Directions for this task ::
Reproduce every line of the material below, but drop the pictures.

==== Provided entries

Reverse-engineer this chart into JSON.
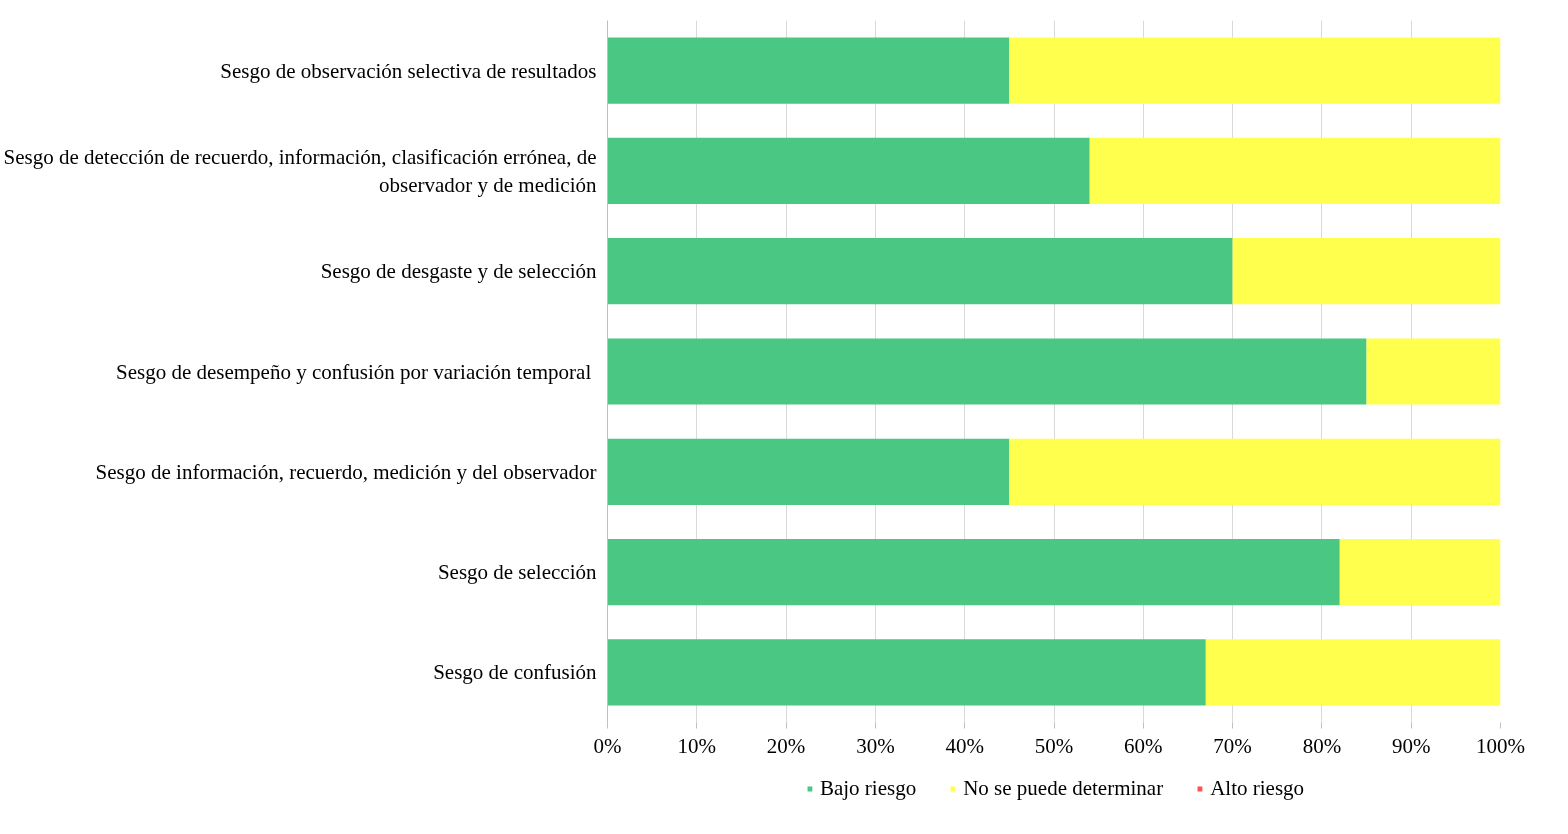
{
  "chart_data": {
    "type": "bar",
    "orientation": "horizontal",
    "stacked": true,
    "categories": [
      "Sesgo de observación selectiva de resultados",
      "Sesgo de detección de recuerdo, información, clasificación errónea, de observador y de medición",
      "Sesgo de desgaste y de selección",
      "Sesgo  de desempeño y confusión por variación temporal",
      "Sesgo de información, recuerdo, medición y del observador",
      "Sesgo de selección",
      "Sesgo de confusión"
    ],
    "series": [
      {
        "name": "Bajo riesgo",
        "color": "#4bc784",
        "values": [
          45,
          54,
          70,
          85,
          45,
          82,
          67
        ]
      },
      {
        "name": "No se puede determinar",
        "color": "#ffff4d",
        "values": [
          55,
          46,
          30,
          15,
          55,
          18,
          33
        ]
      },
      {
        "name": "Alto riesgo",
        "color": "#ff4f4f",
        "values": [
          0,
          0,
          0,
          0,
          0,
          0,
          0
        ]
      }
    ],
    "xlim": [
      0,
      100
    ],
    "xticks": [
      {
        "value": 0,
        "label": "0%"
      },
      {
        "value": 10,
        "label": "10%"
      },
      {
        "value": 20,
        "label": "20%"
      },
      {
        "value": 30,
        "label": "30%"
      },
      {
        "value": 40,
        "label": "40%"
      },
      {
        "value": 50,
        "label": "50%"
      },
      {
        "value": 60,
        "label": "60%"
      },
      {
        "value": 70,
        "label": "70%"
      },
      {
        "value": 80,
        "label": "80%"
      },
      {
        "value": 90,
        "label": "90%"
      },
      {
        "value": 100,
        "label": "100%"
      }
    ],
    "grid": "x",
    "legend": "bottom"
  }
}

========

Result for this task ::
Reverse-engineer this chart into JSON.
{
  "chart_data": {
    "type": "bar",
    "orientation": "horizontal",
    "stacked": true,
    "categories": [
      "Sesgo de observación selectiva de resultados",
      "Sesgo de detección de recuerdo, información, clasificación errónea, de observador y de medición",
      "Sesgo de desgaste y de selección",
      "Sesgo  de desempeño y confusión por variación temporal",
      "Sesgo de información, recuerdo, medición y del observador",
      "Sesgo de selección",
      "Sesgo de confusión"
    ],
    "series": [
      {
        "name": "Bajo riesgo",
        "color": "#4bc784",
        "values": [
          45,
          54,
          70,
          85,
          45,
          82,
          67
        ]
      },
      {
        "name": "No se puede determinar",
        "color": "#ffff4d",
        "values": [
          55,
          46,
          30,
          15,
          55,
          18,
          33
        ]
      },
      {
        "name": "Alto riesgo",
        "color": "#ff4f4f",
        "values": [
          0,
          0,
          0,
          0,
          0,
          0,
          0
        ]
      }
    ],
    "xlim": [
      0,
      100
    ],
    "xticks": [
      {
        "value": 0,
        "label": "0%"
      },
      {
        "value": 10,
        "label": "10%"
      },
      {
        "value": 20,
        "label": "20%"
      },
      {
        "value": 30,
        "label": "30%"
      },
      {
        "value": 40,
        "label": "40%"
      },
      {
        "value": 50,
        "label": "50%"
      },
      {
        "value": 60,
        "label": "60%"
      },
      {
        "value": 70,
        "label": "70%"
      },
      {
        "value": 80,
        "label": "80%"
      },
      {
        "value": 90,
        "label": "90%"
      },
      {
        "value": 100,
        "label": "100%"
      }
    ],
    "grid": "x",
    "legend": "bottom"
  }
}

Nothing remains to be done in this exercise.